▶ **REQUIRED TASK**
Filter the entries, keeping every line with the word "Model".

-- begin LISTED RECORDS --

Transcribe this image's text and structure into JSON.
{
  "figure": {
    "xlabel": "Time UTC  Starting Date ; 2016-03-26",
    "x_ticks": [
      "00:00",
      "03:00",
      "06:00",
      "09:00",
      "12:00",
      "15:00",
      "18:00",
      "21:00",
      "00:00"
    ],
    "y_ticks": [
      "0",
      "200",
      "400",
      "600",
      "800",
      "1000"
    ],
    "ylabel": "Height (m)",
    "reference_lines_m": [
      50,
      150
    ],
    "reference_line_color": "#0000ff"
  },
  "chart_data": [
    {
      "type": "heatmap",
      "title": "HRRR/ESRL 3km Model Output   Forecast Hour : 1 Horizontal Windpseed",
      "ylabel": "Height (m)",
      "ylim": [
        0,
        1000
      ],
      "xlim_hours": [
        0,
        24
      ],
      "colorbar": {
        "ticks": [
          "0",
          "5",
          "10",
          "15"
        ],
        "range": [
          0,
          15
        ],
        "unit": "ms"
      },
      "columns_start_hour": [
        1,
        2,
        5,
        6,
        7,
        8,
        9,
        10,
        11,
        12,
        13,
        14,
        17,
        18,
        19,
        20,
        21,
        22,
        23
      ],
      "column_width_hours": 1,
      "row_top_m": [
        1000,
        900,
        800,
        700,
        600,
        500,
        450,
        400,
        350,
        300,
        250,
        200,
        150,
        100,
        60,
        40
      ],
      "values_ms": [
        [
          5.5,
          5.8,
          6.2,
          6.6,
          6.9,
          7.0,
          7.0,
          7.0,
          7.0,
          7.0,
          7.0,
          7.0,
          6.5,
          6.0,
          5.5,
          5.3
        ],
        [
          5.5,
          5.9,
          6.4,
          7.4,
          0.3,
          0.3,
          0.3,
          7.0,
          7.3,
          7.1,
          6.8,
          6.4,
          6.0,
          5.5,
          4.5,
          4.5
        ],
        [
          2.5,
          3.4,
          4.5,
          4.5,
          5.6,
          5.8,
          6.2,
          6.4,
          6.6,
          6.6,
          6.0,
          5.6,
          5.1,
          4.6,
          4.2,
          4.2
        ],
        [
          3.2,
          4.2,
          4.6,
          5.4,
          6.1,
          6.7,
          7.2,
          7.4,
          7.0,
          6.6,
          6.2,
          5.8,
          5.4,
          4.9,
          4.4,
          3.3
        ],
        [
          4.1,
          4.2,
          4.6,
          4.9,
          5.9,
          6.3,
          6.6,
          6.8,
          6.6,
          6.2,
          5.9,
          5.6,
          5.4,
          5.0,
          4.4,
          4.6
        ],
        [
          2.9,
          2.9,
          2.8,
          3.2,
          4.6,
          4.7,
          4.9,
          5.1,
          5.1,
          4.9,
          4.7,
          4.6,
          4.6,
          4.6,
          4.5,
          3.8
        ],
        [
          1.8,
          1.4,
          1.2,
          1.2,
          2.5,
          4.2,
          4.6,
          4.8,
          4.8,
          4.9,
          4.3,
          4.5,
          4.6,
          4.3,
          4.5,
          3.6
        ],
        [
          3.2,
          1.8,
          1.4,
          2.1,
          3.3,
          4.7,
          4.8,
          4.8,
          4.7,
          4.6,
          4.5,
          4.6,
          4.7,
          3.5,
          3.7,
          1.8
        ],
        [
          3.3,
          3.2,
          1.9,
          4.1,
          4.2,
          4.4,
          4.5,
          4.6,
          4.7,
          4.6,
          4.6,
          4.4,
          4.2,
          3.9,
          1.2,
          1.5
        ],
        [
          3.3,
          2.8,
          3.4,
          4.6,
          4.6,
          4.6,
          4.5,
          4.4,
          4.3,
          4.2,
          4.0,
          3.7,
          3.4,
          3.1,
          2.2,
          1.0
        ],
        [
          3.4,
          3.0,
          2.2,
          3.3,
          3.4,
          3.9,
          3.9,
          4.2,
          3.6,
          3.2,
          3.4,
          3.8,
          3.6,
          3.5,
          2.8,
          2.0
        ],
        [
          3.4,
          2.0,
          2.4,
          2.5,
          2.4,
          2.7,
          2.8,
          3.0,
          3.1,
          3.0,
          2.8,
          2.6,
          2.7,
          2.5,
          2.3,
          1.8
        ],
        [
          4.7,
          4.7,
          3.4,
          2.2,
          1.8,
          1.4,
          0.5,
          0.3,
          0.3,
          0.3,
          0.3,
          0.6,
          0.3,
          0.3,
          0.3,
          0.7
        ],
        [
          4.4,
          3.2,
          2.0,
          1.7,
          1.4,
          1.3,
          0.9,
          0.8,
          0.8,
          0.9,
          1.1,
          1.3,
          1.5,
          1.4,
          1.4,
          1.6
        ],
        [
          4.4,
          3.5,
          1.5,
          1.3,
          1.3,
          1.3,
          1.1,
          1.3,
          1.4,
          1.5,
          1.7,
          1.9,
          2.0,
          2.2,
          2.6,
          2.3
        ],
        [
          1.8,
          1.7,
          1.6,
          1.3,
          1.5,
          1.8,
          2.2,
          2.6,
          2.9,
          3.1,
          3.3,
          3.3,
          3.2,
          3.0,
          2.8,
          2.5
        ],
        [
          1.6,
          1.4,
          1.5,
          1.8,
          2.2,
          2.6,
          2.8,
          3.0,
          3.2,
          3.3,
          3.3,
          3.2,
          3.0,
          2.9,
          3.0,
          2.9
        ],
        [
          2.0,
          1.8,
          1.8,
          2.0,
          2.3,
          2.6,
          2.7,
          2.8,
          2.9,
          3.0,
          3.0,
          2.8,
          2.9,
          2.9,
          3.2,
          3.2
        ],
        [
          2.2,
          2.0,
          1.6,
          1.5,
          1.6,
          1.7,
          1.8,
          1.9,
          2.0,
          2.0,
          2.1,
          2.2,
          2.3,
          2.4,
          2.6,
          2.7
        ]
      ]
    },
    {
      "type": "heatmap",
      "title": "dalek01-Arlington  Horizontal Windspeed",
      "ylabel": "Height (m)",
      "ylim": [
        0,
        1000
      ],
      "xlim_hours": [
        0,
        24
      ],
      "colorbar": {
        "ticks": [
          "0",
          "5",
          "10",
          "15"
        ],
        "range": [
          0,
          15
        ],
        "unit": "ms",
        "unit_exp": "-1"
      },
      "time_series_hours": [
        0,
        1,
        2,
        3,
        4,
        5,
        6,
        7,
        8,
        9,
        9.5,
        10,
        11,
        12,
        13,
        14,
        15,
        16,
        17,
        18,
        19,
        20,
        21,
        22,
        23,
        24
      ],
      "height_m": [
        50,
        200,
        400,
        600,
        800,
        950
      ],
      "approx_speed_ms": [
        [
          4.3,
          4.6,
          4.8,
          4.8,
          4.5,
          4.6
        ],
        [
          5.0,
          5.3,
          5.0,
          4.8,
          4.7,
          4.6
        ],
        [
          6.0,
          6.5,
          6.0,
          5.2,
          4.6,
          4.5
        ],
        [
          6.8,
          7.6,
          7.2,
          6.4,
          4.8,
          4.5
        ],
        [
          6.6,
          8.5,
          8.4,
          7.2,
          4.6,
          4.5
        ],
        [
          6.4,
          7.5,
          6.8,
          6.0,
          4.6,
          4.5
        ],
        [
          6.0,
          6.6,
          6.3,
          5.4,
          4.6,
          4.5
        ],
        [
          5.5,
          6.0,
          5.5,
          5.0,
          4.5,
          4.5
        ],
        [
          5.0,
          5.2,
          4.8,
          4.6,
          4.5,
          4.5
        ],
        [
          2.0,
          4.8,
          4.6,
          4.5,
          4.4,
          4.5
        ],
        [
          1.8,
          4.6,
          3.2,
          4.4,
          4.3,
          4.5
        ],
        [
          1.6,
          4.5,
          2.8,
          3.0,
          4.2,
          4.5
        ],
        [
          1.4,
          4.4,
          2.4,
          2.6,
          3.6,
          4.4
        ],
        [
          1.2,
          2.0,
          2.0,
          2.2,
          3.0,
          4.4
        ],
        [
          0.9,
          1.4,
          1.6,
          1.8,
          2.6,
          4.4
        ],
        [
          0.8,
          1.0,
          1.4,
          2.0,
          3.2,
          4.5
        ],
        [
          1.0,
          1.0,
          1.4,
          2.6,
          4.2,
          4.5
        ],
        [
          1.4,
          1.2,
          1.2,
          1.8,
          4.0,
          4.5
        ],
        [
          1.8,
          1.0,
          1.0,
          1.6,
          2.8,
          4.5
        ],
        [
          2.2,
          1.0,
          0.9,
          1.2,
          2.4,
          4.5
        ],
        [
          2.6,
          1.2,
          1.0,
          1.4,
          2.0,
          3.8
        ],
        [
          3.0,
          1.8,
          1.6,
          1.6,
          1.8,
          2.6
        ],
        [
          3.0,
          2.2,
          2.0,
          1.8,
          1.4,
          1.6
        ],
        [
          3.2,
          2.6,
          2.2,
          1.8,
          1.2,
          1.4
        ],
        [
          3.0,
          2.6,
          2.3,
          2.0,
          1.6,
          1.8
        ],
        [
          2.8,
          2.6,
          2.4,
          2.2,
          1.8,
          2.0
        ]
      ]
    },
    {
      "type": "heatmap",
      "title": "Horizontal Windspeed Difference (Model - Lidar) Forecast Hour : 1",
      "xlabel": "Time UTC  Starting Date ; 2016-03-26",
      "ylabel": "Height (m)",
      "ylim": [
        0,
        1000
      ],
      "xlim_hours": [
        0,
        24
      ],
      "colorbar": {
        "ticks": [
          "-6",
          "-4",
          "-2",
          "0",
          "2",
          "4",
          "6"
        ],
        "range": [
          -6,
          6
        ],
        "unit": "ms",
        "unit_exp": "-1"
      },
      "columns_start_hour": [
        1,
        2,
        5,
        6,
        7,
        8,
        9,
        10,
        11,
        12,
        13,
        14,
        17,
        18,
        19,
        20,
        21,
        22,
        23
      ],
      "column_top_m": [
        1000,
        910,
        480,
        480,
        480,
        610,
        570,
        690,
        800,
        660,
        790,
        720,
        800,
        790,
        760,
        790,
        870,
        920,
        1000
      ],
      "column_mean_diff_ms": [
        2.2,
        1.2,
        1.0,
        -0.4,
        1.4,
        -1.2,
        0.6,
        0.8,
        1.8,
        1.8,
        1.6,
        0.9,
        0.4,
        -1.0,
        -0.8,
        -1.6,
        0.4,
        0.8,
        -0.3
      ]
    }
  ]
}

-- end LISTED RECORDS --

▶ **THE COMPLETED TASK**
      "title": "HRRR/ESRL 3km Model Output   Forecast Hour : 1 Horizontal Windpseed",
      "title": "Horizontal Windspeed Difference (Model - Lidar) Forecast Hour : 1",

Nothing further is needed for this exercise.